* TASK STATEMENT
Copy all the data exactly, except the pictures.

* SUPPLIED INFORMATION
╔══
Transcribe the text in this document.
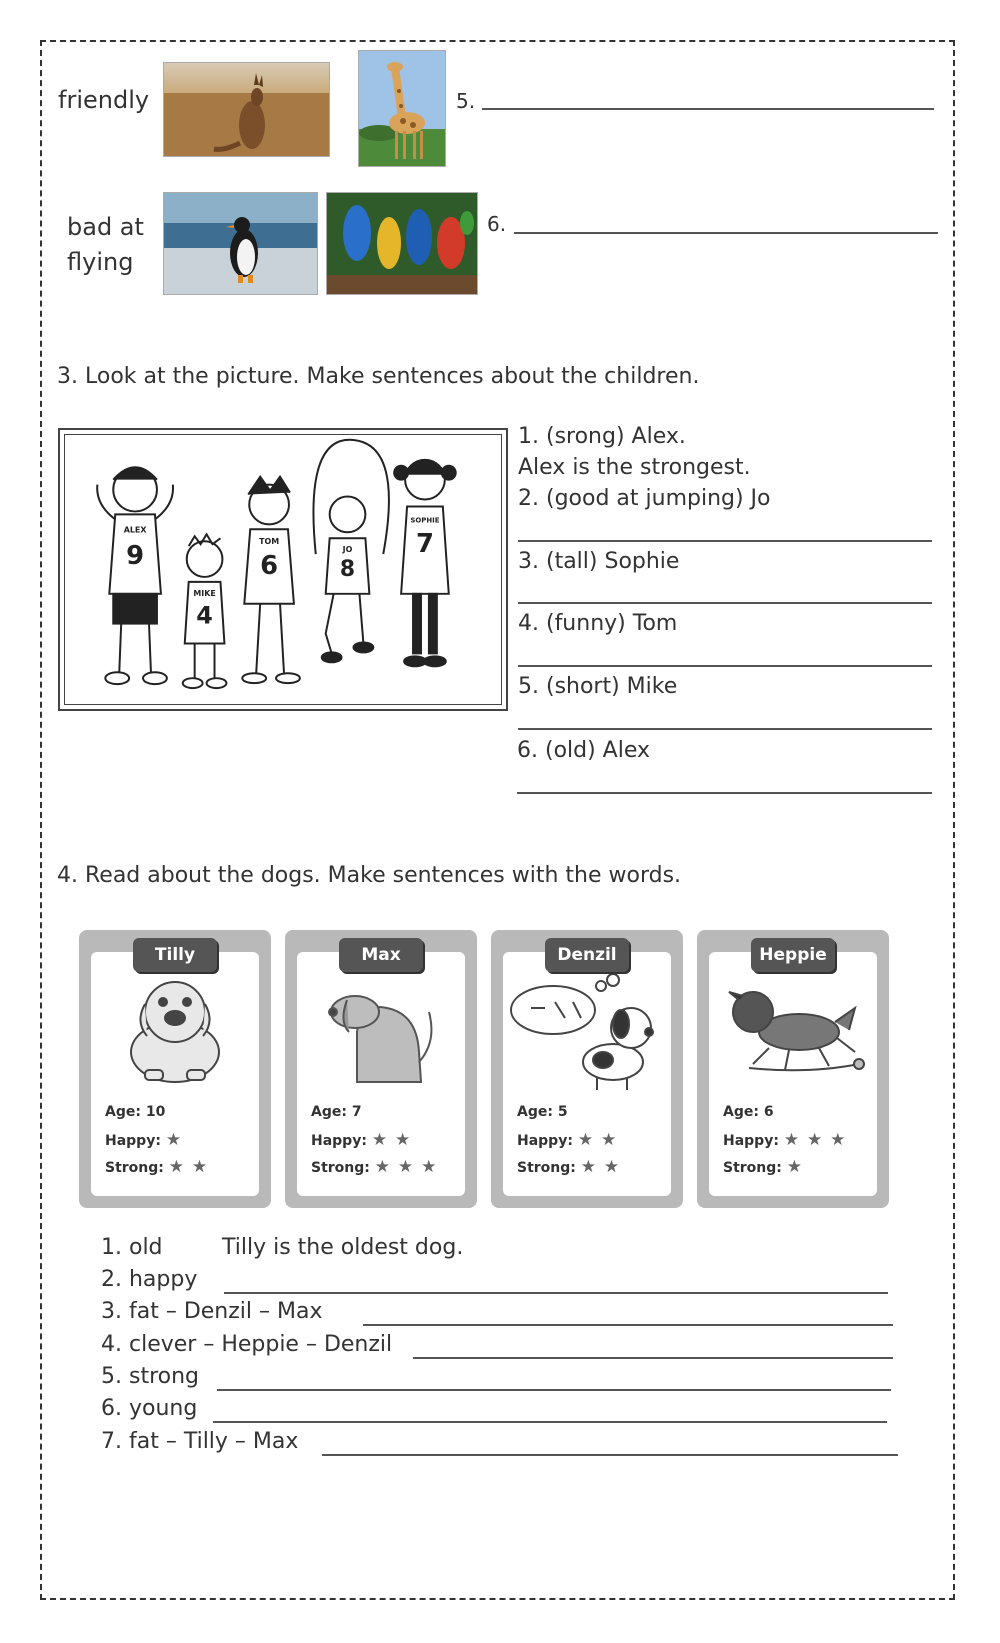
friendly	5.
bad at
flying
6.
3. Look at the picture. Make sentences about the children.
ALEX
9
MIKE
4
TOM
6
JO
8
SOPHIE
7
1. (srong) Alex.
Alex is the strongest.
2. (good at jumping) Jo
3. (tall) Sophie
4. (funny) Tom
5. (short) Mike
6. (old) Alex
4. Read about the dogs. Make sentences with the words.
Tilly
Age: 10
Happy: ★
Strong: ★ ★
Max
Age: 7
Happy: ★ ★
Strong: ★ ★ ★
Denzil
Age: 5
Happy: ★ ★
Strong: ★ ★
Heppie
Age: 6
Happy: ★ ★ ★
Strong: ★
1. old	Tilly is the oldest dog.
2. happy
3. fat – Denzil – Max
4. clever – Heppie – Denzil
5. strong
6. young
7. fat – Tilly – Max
╚══
* ANSWER FOR THE TASK
Transcribe the text in this document.
friendly	5.
bad at
flying
6.
3. Look at the picture. Make sentences about the children.
ALEX
9
MIKE
4
TOM
6
JO
8
SOPHIE
7
1. (srong) Alex.
Alex is the strongest.
2. (good at jumping) Jo
3. (tall) Sophie
4. (funny) Tom
5. (short) Mike
6. (old) Alex
4. Read about the dogs. Make sentences with the words.
Tilly
Age: 10
Happy: ★
Strong: ★ ★
Max
Age: 7
Happy: ★ ★
Strong: ★ ★ ★
Denzil
Age: 5
Happy: ★ ★
Strong: ★ ★
Heppie
Age: 6
Happy: ★ ★ ★
Strong: ★
1. old	Tilly is the oldest dog.
2. happy
3. fat – Denzil – Max
4. clever – Heppie – Denzil
5. strong
6. young
7. fat – Tilly – Max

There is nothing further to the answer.